═════ Input material

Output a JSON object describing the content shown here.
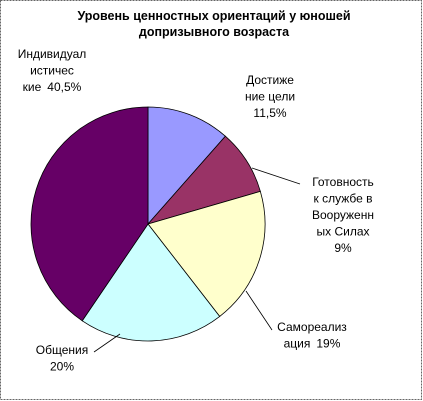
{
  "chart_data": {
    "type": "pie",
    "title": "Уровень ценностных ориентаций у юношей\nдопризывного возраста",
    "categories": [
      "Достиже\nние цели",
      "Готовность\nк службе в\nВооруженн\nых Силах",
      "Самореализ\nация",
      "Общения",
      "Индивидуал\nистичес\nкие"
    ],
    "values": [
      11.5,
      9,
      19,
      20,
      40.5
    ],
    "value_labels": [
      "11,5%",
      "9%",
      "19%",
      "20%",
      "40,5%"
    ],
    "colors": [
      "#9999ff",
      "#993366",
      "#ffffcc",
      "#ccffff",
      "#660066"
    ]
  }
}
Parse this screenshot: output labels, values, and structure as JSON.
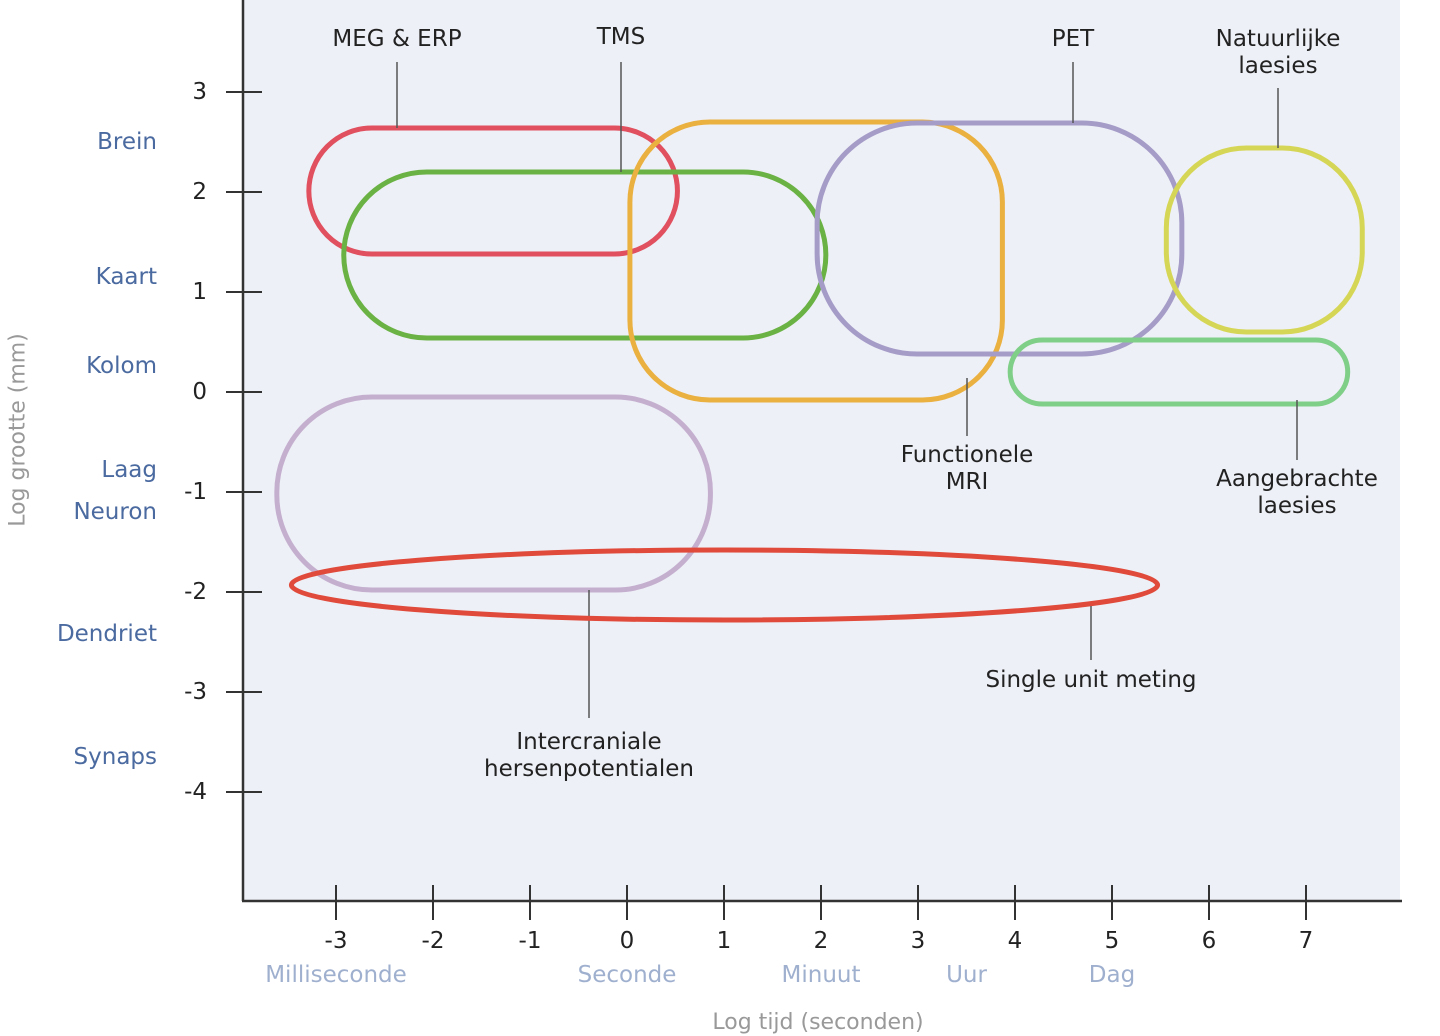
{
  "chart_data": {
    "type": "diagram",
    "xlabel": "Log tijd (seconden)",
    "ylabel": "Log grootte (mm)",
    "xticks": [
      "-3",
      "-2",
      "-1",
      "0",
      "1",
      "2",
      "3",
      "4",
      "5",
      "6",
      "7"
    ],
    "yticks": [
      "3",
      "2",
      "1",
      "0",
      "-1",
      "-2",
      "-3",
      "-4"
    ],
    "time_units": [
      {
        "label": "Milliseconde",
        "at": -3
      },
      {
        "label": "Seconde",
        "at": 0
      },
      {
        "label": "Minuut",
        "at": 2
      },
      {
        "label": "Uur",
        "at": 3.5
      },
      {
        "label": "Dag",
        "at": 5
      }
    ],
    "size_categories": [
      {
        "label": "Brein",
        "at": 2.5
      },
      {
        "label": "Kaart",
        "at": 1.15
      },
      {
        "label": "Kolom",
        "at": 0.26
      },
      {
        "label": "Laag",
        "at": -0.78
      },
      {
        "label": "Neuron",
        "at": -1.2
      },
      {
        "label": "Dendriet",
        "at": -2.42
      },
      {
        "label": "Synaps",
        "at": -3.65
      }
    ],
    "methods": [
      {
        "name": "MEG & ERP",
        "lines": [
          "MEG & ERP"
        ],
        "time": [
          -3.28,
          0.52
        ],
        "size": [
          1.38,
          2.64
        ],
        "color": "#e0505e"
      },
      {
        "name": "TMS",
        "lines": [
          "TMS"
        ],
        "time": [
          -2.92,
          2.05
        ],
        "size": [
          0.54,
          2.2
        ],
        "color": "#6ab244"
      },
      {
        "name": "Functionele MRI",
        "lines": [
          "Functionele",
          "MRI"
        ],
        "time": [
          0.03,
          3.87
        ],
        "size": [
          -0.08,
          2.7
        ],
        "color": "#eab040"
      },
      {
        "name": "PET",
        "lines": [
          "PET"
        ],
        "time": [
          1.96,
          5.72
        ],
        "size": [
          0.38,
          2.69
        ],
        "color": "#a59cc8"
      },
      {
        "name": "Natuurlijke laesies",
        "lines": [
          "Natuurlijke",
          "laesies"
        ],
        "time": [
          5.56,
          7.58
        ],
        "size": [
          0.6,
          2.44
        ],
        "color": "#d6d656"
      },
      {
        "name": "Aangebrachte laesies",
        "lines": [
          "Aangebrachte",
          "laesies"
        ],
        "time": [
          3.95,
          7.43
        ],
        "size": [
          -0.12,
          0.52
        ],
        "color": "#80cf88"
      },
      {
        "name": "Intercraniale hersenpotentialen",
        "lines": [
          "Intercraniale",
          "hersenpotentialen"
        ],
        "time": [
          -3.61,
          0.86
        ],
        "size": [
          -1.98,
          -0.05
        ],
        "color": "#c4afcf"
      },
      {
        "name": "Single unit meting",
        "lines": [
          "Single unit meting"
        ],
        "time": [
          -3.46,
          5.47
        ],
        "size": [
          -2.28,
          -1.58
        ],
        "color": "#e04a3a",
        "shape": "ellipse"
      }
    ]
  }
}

══════════
═════ Input material

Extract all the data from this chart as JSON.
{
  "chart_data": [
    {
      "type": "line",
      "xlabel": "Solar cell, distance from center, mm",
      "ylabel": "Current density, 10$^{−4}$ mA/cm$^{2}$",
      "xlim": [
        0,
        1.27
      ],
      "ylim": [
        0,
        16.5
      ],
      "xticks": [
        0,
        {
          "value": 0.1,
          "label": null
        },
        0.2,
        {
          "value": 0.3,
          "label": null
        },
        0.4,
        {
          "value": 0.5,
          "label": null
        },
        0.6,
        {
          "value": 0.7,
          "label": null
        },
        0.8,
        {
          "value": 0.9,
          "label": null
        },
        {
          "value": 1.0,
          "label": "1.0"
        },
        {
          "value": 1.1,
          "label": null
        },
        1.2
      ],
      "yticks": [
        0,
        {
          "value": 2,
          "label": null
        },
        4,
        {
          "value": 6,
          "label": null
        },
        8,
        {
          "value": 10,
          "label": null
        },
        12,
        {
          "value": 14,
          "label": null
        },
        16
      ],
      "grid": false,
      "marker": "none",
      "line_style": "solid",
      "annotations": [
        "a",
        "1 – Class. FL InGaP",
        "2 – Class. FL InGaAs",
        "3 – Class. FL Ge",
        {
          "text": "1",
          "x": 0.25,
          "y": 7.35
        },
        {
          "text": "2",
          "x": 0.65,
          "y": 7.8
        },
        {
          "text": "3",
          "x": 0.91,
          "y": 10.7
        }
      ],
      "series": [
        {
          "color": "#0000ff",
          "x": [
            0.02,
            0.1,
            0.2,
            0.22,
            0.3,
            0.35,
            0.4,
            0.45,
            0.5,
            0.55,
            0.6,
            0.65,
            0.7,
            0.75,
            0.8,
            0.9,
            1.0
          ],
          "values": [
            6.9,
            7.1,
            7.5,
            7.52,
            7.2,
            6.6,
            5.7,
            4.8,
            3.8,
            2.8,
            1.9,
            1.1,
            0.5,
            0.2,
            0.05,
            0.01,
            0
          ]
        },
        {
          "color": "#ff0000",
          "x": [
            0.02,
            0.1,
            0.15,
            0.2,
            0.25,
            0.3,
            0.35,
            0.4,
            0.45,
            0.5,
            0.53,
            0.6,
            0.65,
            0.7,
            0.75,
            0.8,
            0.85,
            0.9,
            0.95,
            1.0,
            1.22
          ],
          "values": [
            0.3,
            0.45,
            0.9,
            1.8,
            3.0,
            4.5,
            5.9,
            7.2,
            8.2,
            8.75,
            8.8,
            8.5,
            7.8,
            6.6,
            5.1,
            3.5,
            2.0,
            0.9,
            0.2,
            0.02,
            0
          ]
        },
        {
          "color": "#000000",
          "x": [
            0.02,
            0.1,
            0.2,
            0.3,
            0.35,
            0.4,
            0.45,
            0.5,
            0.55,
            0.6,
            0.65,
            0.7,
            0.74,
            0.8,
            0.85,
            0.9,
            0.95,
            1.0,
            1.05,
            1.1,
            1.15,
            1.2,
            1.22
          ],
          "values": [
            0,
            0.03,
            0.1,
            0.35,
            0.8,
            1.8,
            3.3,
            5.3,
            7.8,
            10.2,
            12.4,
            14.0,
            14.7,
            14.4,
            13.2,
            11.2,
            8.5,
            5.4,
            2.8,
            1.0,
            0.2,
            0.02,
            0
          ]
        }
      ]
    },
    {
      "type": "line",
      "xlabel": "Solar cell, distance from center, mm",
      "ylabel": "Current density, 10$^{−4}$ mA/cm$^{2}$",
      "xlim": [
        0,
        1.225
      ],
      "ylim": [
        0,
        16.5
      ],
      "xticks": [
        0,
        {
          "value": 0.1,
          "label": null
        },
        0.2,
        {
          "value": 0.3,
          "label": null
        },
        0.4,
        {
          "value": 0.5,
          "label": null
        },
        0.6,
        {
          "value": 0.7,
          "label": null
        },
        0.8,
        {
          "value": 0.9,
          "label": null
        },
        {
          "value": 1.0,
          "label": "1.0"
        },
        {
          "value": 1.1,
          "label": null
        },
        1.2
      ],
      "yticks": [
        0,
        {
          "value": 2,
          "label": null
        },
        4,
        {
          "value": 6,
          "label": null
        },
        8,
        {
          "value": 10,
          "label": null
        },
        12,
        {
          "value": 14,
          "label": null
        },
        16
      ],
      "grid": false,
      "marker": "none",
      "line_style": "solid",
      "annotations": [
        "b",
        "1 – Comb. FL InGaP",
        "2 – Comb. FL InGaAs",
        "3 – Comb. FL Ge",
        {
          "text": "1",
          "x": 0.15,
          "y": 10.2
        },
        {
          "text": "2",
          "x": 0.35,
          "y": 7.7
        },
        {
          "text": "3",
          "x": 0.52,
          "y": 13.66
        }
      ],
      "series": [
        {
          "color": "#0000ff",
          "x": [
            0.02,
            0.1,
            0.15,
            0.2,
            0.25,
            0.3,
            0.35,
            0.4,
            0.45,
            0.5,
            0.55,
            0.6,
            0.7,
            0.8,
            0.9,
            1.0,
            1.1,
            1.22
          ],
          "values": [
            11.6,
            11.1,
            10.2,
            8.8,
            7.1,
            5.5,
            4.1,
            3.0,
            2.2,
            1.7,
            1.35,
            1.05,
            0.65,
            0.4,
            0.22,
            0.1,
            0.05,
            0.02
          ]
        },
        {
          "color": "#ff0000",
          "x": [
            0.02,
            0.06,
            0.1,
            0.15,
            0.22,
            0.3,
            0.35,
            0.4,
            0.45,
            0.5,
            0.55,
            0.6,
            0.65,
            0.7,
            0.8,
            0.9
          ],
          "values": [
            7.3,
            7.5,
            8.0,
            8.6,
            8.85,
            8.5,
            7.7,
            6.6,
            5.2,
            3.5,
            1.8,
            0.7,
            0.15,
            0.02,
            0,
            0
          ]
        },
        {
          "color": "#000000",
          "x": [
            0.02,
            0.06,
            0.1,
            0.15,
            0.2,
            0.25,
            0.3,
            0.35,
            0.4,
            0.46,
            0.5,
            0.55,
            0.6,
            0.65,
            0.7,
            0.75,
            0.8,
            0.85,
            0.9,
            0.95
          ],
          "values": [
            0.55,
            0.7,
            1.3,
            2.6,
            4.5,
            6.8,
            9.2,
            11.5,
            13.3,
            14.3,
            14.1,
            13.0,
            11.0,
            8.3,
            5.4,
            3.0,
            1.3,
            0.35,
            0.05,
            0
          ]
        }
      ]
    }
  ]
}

══════════

Exercise aim –
From the entries above, extract every line where the word "type" appears.

Complete response –
    "type": "pie",
    "type": "diagram",
      "type": "line",
      "type": "line",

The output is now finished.